━━━ DATA FOR PROCESSING ━━━

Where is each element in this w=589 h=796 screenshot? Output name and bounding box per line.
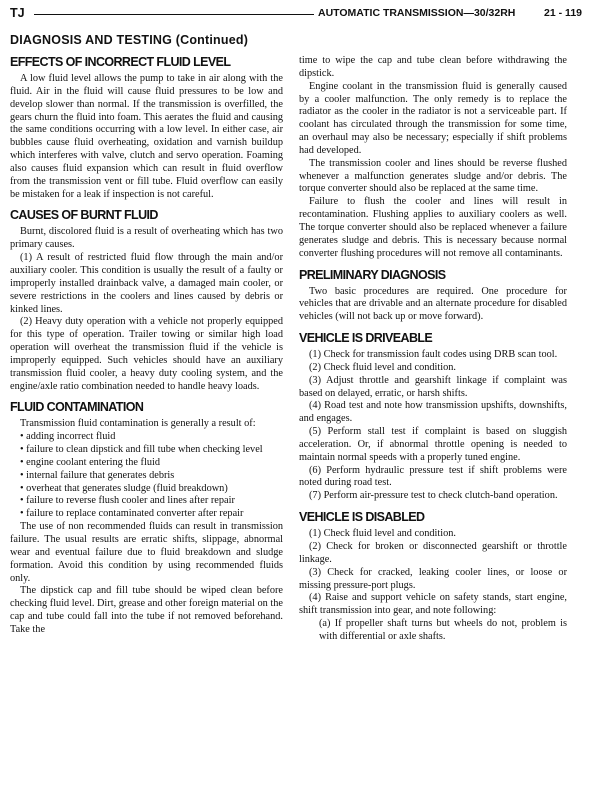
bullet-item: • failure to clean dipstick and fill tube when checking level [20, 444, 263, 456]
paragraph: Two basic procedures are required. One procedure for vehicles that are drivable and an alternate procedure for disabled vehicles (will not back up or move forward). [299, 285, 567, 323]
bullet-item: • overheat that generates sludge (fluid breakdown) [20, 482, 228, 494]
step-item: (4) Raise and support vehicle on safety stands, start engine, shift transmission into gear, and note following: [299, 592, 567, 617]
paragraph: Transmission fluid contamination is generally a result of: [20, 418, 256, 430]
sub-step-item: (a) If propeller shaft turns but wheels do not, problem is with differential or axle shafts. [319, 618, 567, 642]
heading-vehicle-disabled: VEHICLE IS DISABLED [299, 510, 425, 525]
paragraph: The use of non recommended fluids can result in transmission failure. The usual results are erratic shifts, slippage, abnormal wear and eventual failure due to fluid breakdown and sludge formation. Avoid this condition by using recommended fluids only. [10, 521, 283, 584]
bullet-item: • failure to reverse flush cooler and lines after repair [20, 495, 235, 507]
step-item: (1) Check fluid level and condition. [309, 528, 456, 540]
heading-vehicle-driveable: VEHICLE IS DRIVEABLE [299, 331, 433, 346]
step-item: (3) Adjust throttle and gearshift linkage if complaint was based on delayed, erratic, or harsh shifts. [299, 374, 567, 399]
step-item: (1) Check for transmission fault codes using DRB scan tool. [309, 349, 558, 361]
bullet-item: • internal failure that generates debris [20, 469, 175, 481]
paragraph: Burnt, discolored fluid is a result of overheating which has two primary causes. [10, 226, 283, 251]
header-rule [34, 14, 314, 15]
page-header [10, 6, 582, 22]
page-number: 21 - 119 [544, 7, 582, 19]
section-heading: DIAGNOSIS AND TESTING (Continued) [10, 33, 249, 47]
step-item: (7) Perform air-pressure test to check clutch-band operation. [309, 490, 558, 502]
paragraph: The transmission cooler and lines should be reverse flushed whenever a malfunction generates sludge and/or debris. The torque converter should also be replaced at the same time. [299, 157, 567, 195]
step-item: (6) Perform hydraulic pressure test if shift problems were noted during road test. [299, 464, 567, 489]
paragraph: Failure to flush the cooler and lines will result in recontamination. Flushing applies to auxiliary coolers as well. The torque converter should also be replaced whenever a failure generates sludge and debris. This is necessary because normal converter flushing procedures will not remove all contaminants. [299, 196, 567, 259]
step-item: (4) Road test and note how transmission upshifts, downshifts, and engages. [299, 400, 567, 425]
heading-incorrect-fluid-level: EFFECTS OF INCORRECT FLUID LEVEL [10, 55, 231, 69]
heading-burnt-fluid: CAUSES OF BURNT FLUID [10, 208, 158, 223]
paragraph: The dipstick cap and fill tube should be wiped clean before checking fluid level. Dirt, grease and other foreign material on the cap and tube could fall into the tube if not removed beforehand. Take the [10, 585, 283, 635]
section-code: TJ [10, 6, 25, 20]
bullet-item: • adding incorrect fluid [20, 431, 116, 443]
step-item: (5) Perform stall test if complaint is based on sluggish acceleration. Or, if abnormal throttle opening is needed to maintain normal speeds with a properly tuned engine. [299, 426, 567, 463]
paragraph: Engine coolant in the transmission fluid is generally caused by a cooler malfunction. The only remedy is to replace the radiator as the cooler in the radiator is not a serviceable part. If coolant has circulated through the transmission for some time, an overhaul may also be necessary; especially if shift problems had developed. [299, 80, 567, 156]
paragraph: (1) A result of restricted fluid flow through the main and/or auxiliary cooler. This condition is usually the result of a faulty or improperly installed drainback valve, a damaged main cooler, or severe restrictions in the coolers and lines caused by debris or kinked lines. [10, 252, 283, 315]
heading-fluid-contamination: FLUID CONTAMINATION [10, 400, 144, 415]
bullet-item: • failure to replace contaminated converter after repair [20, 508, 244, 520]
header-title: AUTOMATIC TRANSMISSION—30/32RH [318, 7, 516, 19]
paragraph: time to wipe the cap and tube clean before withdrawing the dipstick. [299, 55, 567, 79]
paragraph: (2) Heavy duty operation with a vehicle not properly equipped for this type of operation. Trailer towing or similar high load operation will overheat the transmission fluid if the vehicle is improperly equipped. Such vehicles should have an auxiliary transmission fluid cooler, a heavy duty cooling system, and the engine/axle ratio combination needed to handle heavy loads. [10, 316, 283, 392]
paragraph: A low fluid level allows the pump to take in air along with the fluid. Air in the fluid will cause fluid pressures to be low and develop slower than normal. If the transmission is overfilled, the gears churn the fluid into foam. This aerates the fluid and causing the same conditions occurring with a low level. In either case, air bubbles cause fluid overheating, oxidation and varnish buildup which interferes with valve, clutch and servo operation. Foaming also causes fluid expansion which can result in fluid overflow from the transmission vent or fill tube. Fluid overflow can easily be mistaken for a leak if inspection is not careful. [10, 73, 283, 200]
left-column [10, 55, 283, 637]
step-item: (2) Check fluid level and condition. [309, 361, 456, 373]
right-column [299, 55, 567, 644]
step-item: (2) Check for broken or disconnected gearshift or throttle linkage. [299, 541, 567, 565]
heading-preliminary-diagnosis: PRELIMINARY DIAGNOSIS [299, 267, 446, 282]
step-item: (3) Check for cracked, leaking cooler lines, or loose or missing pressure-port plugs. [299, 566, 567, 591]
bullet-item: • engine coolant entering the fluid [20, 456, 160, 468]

━━━
━━━ DATA FOR PROCESSING ━━━

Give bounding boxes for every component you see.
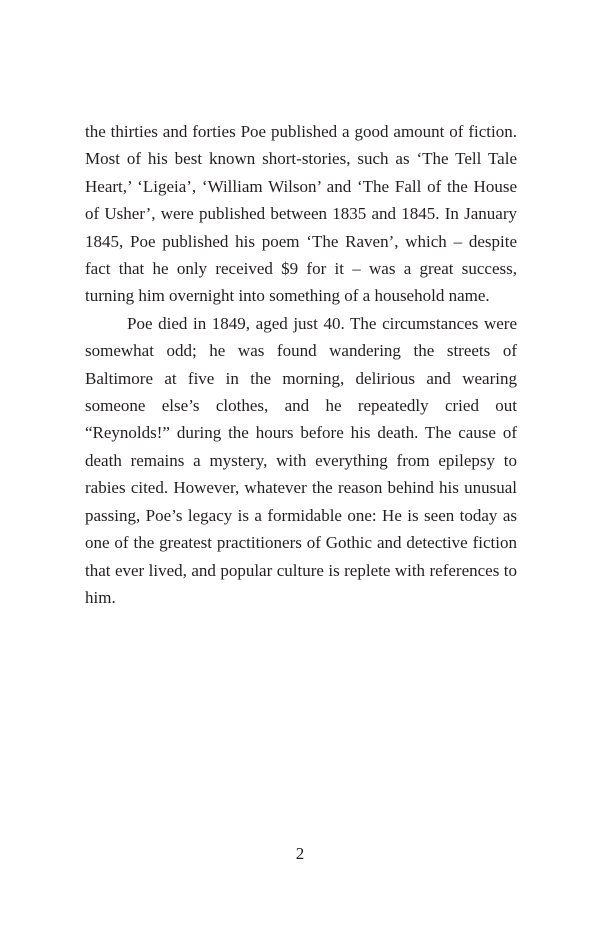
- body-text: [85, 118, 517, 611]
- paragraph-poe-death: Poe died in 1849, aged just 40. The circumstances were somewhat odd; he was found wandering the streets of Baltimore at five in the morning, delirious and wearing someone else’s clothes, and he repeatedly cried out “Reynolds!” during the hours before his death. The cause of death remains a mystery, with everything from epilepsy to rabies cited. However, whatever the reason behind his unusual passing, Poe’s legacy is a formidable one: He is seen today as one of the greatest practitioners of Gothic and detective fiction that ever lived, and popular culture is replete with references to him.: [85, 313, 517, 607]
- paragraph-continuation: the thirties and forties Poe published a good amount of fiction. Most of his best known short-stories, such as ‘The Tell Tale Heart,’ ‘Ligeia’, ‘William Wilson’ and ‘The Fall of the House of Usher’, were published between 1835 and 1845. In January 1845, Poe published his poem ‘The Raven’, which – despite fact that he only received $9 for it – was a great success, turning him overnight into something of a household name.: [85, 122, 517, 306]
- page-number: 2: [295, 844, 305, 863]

━━━
━━━ DATA FOR PROCESSING ━━━

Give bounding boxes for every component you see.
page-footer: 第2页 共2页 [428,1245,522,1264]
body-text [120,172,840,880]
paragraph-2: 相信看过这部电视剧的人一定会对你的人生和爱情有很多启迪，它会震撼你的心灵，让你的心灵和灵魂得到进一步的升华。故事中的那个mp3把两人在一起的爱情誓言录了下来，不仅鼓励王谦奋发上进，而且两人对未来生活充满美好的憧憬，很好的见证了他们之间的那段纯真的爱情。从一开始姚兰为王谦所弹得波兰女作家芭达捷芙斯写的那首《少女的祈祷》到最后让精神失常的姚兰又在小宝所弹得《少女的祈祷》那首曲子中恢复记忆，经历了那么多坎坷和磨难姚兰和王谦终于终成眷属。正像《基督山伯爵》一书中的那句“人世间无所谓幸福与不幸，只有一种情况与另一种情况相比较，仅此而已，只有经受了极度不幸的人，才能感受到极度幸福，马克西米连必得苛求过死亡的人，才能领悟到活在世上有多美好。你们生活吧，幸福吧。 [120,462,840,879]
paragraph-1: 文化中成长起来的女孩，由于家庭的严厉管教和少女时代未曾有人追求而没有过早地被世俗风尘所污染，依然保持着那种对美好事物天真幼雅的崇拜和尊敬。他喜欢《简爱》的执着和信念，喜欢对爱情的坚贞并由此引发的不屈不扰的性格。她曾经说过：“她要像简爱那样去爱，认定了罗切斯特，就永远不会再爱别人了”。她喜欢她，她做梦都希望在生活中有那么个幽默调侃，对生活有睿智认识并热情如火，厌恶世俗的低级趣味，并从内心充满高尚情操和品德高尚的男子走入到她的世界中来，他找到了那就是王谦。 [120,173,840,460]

━━━

▶ _DIRECTION_
Please change "vehicles" to "cars" in the lines between the one holding "bullet-item: • failure to clean" and the one holding "step-item: (4) Raise", inclusive, and give those lines back with nothing else altered.

▶ _ANSWER TO THIS PROBLEM_
bullet-item: • failure to clean dipstick and fill tube when checking level [20, 444, 263, 456]
paragraph: Two basic procedures are required. One procedure for cars that are drivable and an alternate procedure for disabled cars (will not back up or move forward). [299, 285, 567, 323]
bullet-item: • overheat that generates sludge (fluid breakdown) [20, 482, 228, 494]
step-item: (4) Raise and support vehicle on safety stands, start engine, shift transmission into gear, and note following: [299, 592, 567, 617]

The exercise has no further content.